→ GOAL OF THE EXERCISE:
Below are the records; collect from them each line containing the string "What".

* begin EXTRACTED ENTRIES *

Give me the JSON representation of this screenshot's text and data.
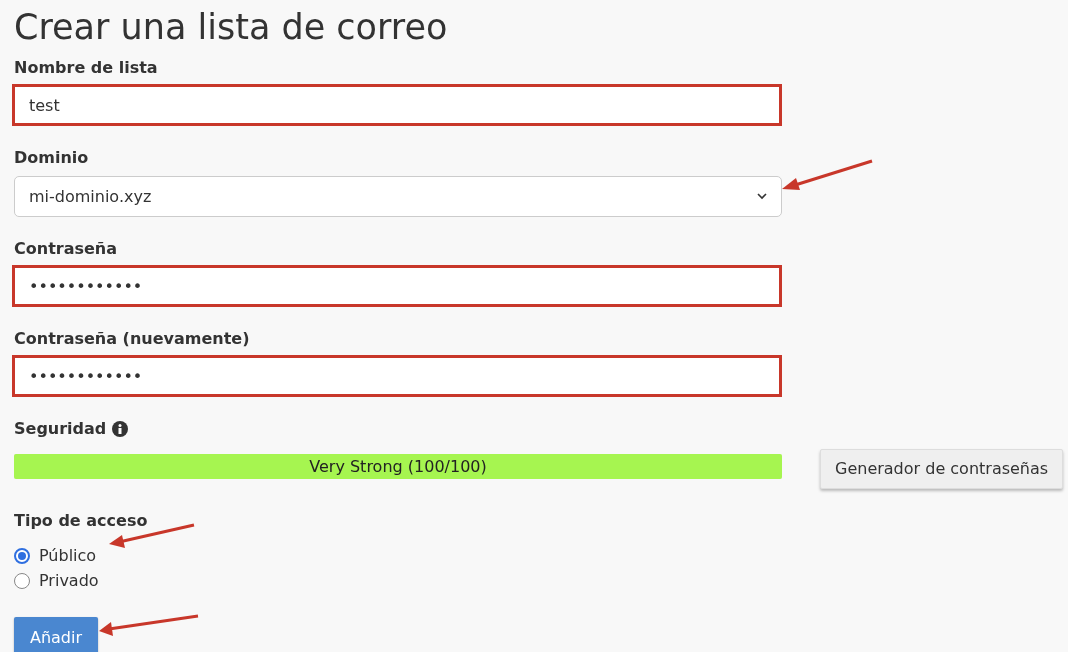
{
  "title": "Crear una lista de correo",
  "fields": [
    {
      "kind": "text",
      "label": "Nombre de lista",
      "value": "test",
      "highlighted": true
    },
    {
      "kind": "select",
      "label": "Dominio",
      "value": "mi-dominio.xyz",
      "highlighted": false
    },
    {
      "kind": "password",
      "label": "Contraseña",
      "value": "••••••••••••",
      "highlighted": true
    },
    {
      "kind": "password",
      "label": "Contraseña (nuevamente)",
      "value": "••••••••••••",
      "highlighted": true
    }
  ],
  "security": {
    "label": "Seguridad",
    "level": 1,
    "reading": "Very Strong (100/100)",
    "generator_button": "Generador de contraseñas"
  },
  "access": {
    "label": "Tipo de acceso",
    "options": [
      {
        "label": "Público",
        "selected": true
      },
      {
        "label": "Privado",
        "selected": false
      }
    ]
  },
  "submit_button": "Añadir"
}
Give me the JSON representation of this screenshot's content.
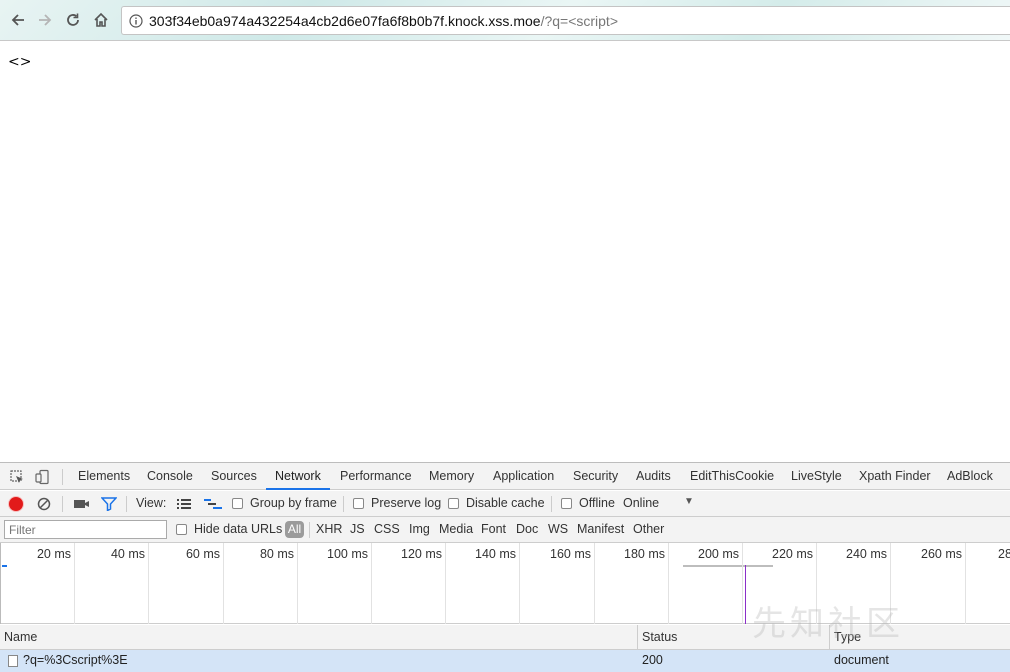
{
  "browser": {
    "url_host": "303f34eb0a974a432254a4cb2d6e07fa6f8b0b7f.knock.xss.moe",
    "url_path": "/?q=<script>"
  },
  "page": {
    "body_text": "<>"
  },
  "devtools": {
    "tabs": [
      {
        "label": "Elements"
      },
      {
        "label": "Console"
      },
      {
        "label": "Sources"
      },
      {
        "label": "Network"
      },
      {
        "label": "Performance"
      },
      {
        "label": "Memory"
      },
      {
        "label": "Application"
      },
      {
        "label": "Security"
      },
      {
        "label": "Audits"
      },
      {
        "label": "EditThisCookie"
      },
      {
        "label": "LiveStyle"
      },
      {
        "label": "Xpath Finder"
      },
      {
        "label": "AdBlock"
      }
    ],
    "active_tab": "Network",
    "toolbar": {
      "view_label": "View:",
      "group_by_frame": "Group by frame",
      "preserve_log": "Preserve log",
      "disable_cache": "Disable cache",
      "offline": "Offline",
      "throttle": "Online"
    },
    "filterbar": {
      "filter_placeholder": "Filter",
      "hide_data_urls": "Hide data URLs",
      "all": "All",
      "types": [
        "XHR",
        "JS",
        "CSS",
        "Img",
        "Media",
        "Font",
        "Doc",
        "WS",
        "Manifest",
        "Other"
      ]
    },
    "timeline": {
      "ticks": [
        "20 ms",
        "40 ms",
        "60 ms",
        "80 ms",
        "100 ms",
        "120 ms",
        "140 ms",
        "160 ms",
        "180 ms",
        "200 ms",
        "220 ms",
        "240 ms",
        "260 ms",
        "28"
      ]
    },
    "table": {
      "headers": {
        "name": "Name",
        "status": "Status",
        "type": "Type"
      },
      "rows": [
        {
          "name": "?q=%3Cscript%3E",
          "status": "200",
          "type": "document"
        }
      ]
    },
    "colors": {
      "record": "#e21a1a",
      "filter_active": "#1a73e8",
      "load_line": "#8b2fc9"
    }
  },
  "watermark": "先知社区"
}
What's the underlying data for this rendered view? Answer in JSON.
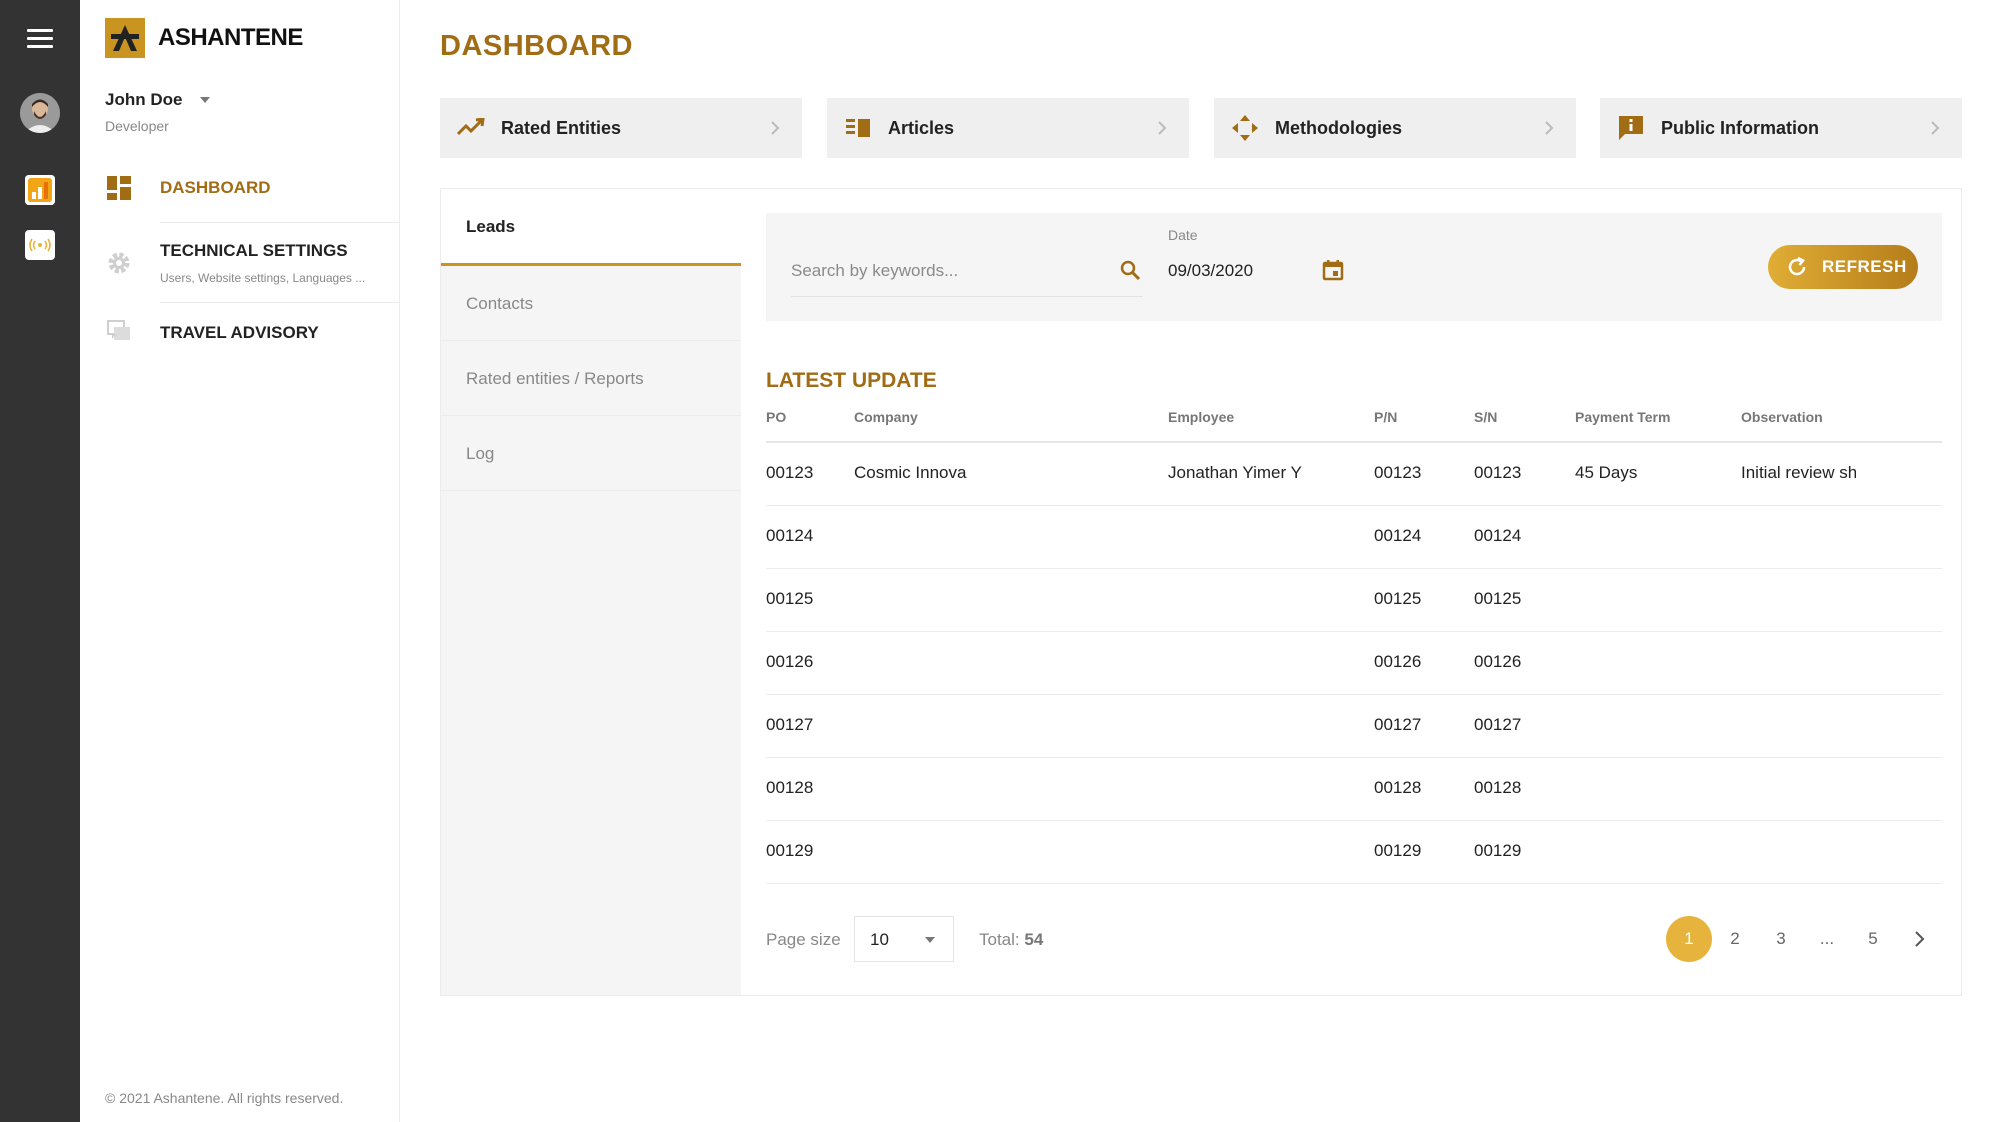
{
  "brand": {
    "name": "ASHANTENE"
  },
  "user": {
    "name": "John Doe",
    "role": "Developer"
  },
  "sidebar": {
    "items": [
      {
        "label": "DASHBOARD",
        "sub": ""
      },
      {
        "label": "TECHNICAL SETTINGS",
        "sub": "Users, Website settings, Languages ..."
      },
      {
        "label": "TRAVEL ADVISORY",
        "sub": ""
      }
    ]
  },
  "copyright": "© 2021 Ashantene. All rights reserved.",
  "page": {
    "title": "DASHBOARD"
  },
  "cards": [
    {
      "label": "Rated Entities",
      "icon": "trending-up-icon"
    },
    {
      "label": "Articles",
      "icon": "articles-icon"
    },
    {
      "label": "Methodologies",
      "icon": "arrows-move-icon"
    },
    {
      "label": "Public Information",
      "icon": "info-icon"
    }
  ],
  "tabs": [
    {
      "label": "Leads"
    },
    {
      "label": "Contacts"
    },
    {
      "label": "Rated entities / Reports"
    },
    {
      "label": "Log"
    }
  ],
  "filter": {
    "search_placeholder": "Search by keywords...",
    "date_label": "Date",
    "date_value": "09/03/2020",
    "refresh_label": "REFRESH"
  },
  "latest": {
    "title": "LATEST UPDATE",
    "headers": [
      "PO",
      "Company",
      "Employee",
      "P/N",
      "S/N",
      "Payment Term",
      "Observation"
    ],
    "rows": [
      [
        "00123",
        "Cosmic Innova",
        "Jonathan Yimer Y",
        "00123",
        "00123",
        "45 Days",
        "Initial review sh"
      ],
      [
        "00124",
        "",
        "",
        "00124",
        "00124",
        "",
        ""
      ],
      [
        "00125",
        "",
        "",
        "00125",
        "00125",
        "",
        ""
      ],
      [
        "00126",
        "",
        "",
        "00126",
        "00126",
        "",
        ""
      ],
      [
        "00127",
        "",
        "",
        "00127",
        "00127",
        "",
        ""
      ],
      [
        "00128",
        "",
        "",
        "00128",
        "00128",
        "",
        ""
      ],
      [
        "00129",
        "",
        "",
        "00129",
        "00129",
        "",
        ""
      ]
    ]
  },
  "pagination": {
    "page_size_label": "Page size",
    "page_size": "10",
    "total_label": "Total:",
    "total": "54",
    "pages": [
      "1",
      "2",
      "3",
      "...",
      "5"
    ],
    "active": "1"
  },
  "colors": {
    "accent": "#a06c14",
    "accent_light": "#e6b43c",
    "rail": "#333333"
  }
}
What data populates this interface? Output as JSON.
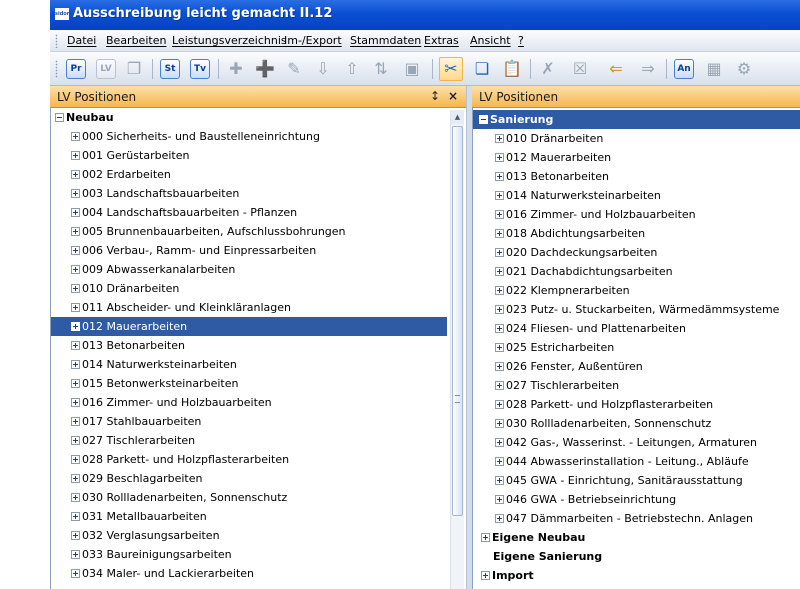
{
  "window": {
    "app_icon": "sidom",
    "title": "Ausschreibung leicht gemacht II.12"
  },
  "menu": [
    "Datei",
    "Bearbeiten",
    "Leistungsverzeichnis",
    "Im-/Export",
    "Stammdaten",
    "Extras",
    "Ansicht",
    "?"
  ],
  "toolbar": {
    "buttons": [
      {
        "name": "pr-button",
        "label": "Pr",
        "enabled": true
      },
      {
        "name": "lv-button",
        "label": "LV",
        "enabled": false
      },
      {
        "name": "copy-doc-icon",
        "label": "",
        "enabled": false
      },
      {
        "name": "st-button",
        "label": "St",
        "enabled": true
      },
      {
        "name": "tv-button",
        "label": "Tv",
        "enabled": true
      },
      {
        "name": "insert-icon",
        "label": "",
        "enabled": false
      },
      {
        "name": "add-icon",
        "label": "",
        "enabled": false
      },
      {
        "name": "edit-icon",
        "label": "",
        "enabled": false
      },
      {
        "name": "move-down-icon",
        "label": "",
        "enabled": false
      },
      {
        "name": "move-up-icon",
        "label": "",
        "enabled": false
      },
      {
        "name": "sort-icon",
        "label": "",
        "enabled": false
      },
      {
        "name": "save-icon",
        "label": "",
        "enabled": false
      },
      {
        "name": "cut-icon",
        "label": "",
        "enabled": true,
        "active": true
      },
      {
        "name": "copy-icon",
        "label": "",
        "enabled": true
      },
      {
        "name": "paste-icon",
        "label": "",
        "enabled": false
      },
      {
        "name": "delete-icon",
        "label": "",
        "enabled": false
      },
      {
        "name": "delete-all-icon",
        "label": "",
        "enabled": false
      },
      {
        "name": "arrow-left-icon",
        "label": "",
        "enabled": true
      },
      {
        "name": "arrow-right-icon",
        "label": "",
        "enabled": false
      },
      {
        "name": "an-button",
        "label": "An",
        "enabled": true
      },
      {
        "name": "form-icon",
        "label": "",
        "enabled": false
      },
      {
        "name": "tools-icon",
        "label": "",
        "enabled": false
      }
    ]
  },
  "left_panel": {
    "title": "LV Positionen",
    "pin_label": "↕",
    "close_label": "×",
    "root": "Neubau",
    "items": [
      "000 Sicherheits- und Baustelleneinrichtung",
      "001 Gerüstarbeiten",
      "002 Erdarbeiten",
      "003 Landschaftsbauarbeiten",
      "004 Landschaftsbauarbeiten - Pflanzen",
      "005 Brunnenbauarbeiten, Aufschlussbohrungen",
      "006 Verbau-, Ramm- und Einpressarbeiten",
      "009 Abwasserkanalarbeiten",
      "010 Dränarbeiten",
      "011 Abscheider- und Kleinkläranlagen",
      "012 Mauerarbeiten",
      "013 Betonarbeiten",
      "014 Naturwerksteinarbeiten",
      "015 Betonwerksteinarbeiten",
      "016 Zimmer- und Holzbauarbeiten",
      "017 Stahlbauarbeiten",
      "027 Tischlerarbeiten",
      "028 Parkett- und Holzpflasterarbeiten",
      "029 Beschlagarbeiten",
      "030 Rollladenarbeiten, Sonnenschutz",
      "031 Metallbauarbeiten",
      "032 Verglasungsarbeiten",
      "033 Baureinigungsarbeiten",
      "034 Maler- und Lackierarbeiten"
    ],
    "selected": "012 Mauerarbeiten"
  },
  "right_panel": {
    "title": "LV Positionen",
    "root": "Sanierung",
    "items": [
      "010 Dränarbeiten",
      "012 Mauerarbeiten",
      "013 Betonarbeiten",
      "014 Naturwerksteinarbeiten",
      "016 Zimmer- und Holzbauarbeiten",
      "018 Abdichtungsarbeiten",
      "020 Dachdeckungsarbeiten",
      "021 Dachabdichtungsarbeiten",
      "022 Klempnerarbeiten",
      "023 Putz- u. Stuckarbeiten, Wärmedämmsysteme",
      "024 Fliesen- und Plattenarbeiten",
      "025 Estricharbeiten",
      "026 Fenster, Außentüren",
      "027 Tischlerarbeiten",
      "028 Parkett- und Holzpflasterarbeiten",
      "030 Rollladenarbeiten, Sonnenschutz",
      "042 Gas-, Wasserinst. - Leitungen, Armaturen",
      "044 Abwasserinstallation - Leitung., Abläufe",
      "045 GWA - Einrichtung, Sanitärausstattung",
      "046 GWA - Betriebseinrichtung",
      "047 Dämmarbeiten - Betriebstechn. Anlagen"
    ],
    "other_roots": [
      {
        "label": "Eigene Neubau",
        "expandable": true
      },
      {
        "label": "Eigene Sanierung",
        "expandable": false
      },
      {
        "label": "Import",
        "expandable": true
      }
    ]
  },
  "colors": {
    "titlebar": "#0a4fd4",
    "panel_header": "#f6b650",
    "selection": "#2f5aa4"
  }
}
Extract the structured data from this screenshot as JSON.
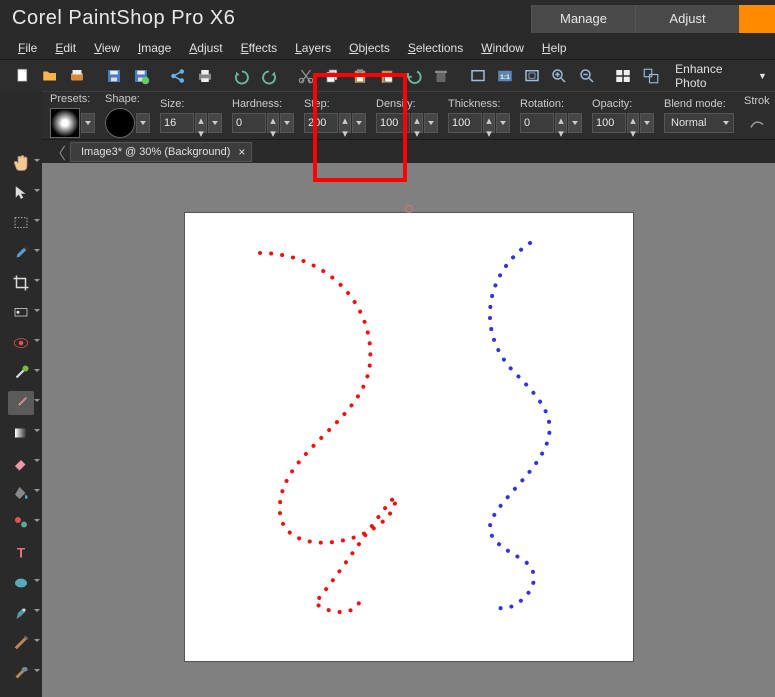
{
  "title": "Corel PaintShop Pro X6",
  "workspace_tabs": {
    "manage": "Manage",
    "adjust": "Adjust"
  },
  "menus": [
    "File",
    "Edit",
    "View",
    "Image",
    "Adjust",
    "Effects",
    "Layers",
    "Objects",
    "Selections",
    "Window",
    "Help"
  ],
  "enhance_label": "Enhance Photo",
  "options": {
    "presets_label": "Presets:",
    "shape_label": "Shape:",
    "size_label": "Size:",
    "size_value": "16",
    "hardness_label": "Hardness:",
    "hardness_value": "0",
    "step_label": "Step:",
    "step_value": "200",
    "density_label": "Density:",
    "density_value": "100",
    "thickness_label": "Thickness:",
    "thickness_value": "100",
    "rotation_label": "Rotation:",
    "rotation_value": "0",
    "opacity_label": "Opacity:",
    "opacity_value": "100",
    "blend_label": "Blend mode:",
    "blend_value": "Normal",
    "stroke_label": "Strok"
  },
  "document_tab": "Image3* @  30% (Background)",
  "red_box": {
    "l": 313,
    "t": 73,
    "w": 94,
    "h": 109
  }
}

* end EXTRACTED ENTRIES *

→ SOLUTION FOR THIS EXERCISE:
What's the underlying data for this rendered view? Answer in JSON.
What data populates this interface? Output as JSON.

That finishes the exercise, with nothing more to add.